■ **Requirement**:
Reproduce the listing below in its entirety. Change nothing.

■ **Given data**:
## begin
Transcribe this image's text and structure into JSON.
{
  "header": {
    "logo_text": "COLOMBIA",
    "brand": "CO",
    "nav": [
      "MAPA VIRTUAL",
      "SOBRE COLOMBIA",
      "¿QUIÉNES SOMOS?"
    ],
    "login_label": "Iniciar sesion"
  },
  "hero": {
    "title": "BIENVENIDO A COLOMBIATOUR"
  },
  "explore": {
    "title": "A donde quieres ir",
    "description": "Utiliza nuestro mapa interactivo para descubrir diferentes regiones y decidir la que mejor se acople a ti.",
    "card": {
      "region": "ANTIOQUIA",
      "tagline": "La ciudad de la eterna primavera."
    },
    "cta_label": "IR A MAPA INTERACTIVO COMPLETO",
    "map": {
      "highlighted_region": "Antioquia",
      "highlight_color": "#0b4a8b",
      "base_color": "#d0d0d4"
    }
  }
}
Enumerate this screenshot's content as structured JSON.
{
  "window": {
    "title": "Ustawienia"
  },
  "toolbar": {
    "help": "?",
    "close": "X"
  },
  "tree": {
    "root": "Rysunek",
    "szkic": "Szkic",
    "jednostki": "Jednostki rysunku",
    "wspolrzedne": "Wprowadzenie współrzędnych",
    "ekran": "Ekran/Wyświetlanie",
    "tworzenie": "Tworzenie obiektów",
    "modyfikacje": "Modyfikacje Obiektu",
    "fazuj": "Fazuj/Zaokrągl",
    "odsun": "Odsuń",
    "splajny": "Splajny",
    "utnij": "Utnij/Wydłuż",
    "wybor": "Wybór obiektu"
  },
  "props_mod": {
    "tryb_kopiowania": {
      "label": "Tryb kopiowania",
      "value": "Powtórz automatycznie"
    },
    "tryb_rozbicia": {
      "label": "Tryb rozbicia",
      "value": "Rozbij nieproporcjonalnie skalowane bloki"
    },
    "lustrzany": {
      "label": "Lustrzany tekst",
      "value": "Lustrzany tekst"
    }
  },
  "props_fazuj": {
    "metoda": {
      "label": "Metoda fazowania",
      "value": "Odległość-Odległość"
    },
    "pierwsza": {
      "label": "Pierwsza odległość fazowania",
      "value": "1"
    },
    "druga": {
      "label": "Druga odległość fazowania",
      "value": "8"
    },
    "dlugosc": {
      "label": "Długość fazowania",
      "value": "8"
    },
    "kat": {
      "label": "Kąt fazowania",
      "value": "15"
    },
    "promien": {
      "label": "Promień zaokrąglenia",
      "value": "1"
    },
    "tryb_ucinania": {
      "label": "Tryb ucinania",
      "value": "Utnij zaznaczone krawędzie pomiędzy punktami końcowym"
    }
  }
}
## end
■ **Response below**:
Transcribe this image's text and structure into JSON.
{
  "header": {
    "logo_text": "COLOMBIA",
    "brand": "CO",
    "nav": [
      "MAPA VIRTUAL",
      "SOBRE COLOMBIA",
      "¿QUIÉNES SOMOS?"
    ],
    "login_label": "Iniciar sesion"
  },
  "hero": {
    "title": "BIENVENIDO A COLOMBIATOUR"
  },
  "explore": {
    "title": "A donde quieres ir",
    "description": "Utiliza nuestro mapa interactivo para descubrir diferentes regiones y decidir la que mejor se acople a ti.",
    "card": {
      "region": "ANTIOQUIA",
      "tagline": "La ciudad de la eterna primavera."
    },
    "cta_label": "IR A MAPA INTERACTIVO COMPLETO",
    "map": {
      "highlighted_region": "Antioquia",
      "highlight_color": "#0b4a8b",
      "base_color": "#d0d0d4"
    }
  }
}
Enumerate this screenshot's content as structured JSON.
{
  "window": {
    "title": "Ustawienia"
  },
  "toolbar": {
    "help": "?",
    "close": "X"
  },
  "tree": {
    "root": "Rysunek",
    "szkic": "Szkic",
    "jednostki": "Jednostki rysunku",
    "wspolrzedne": "Wprowadzenie współrzędnych",
    "ekran": "Ekran/Wyświetlanie",
    "tworzenie": "Tworzenie obiektów",
    "modyfikacje": "Modyfikacje Obiektu",
    "fazuj": "Fazuj/Zaokrągl",
    "odsun": "Odsuń",
    "splajny": "Splajny",
    "utnij": "Utnij/Wydłuż",
    "wybor": "Wybór obiektu"
  },
  "props_mod": {
    "tryb_kopiowania": {
      "label": "Tryb kopiowania",
      "value": "Powtórz automatycznie"
    },
    "tryb_rozbicia": {
      "label": "Tryb rozbicia",
      "value": "Rozbij nieproporcjonalnie skalowane bloki"
    },
    "lustrzany": {
      "label": "Lustrzany tekst",
      "value": "Lustrzany tekst"
    }
  },
  "props_fazuj": {
    "metoda": {
      "label": "Metoda fazowania",
      "value": "Odległość-Odległość"
    },
    "pierwsza": {
      "label": "Pierwsza odległość fazowania",
      "value": "1"
    },
    "druga": {
      "label": "Druga odległość fazowania",
      "value": "8"
    },
    "dlugosc": {
      "label": "Długość fazowania",
      "value": "8"
    },
    "kat": {
      "label": "Kąt fazowania",
      "value": "15"
    },
    "promien": {
      "label": "Promień zaokrąglenia",
      "value": "1"
    },
    "tryb_ucinania": {
      "label": "Tryb ucinania",
      "value": "Utnij zaznaczone krawędzie pomiędzy punktami końcowym"
    }
  }
}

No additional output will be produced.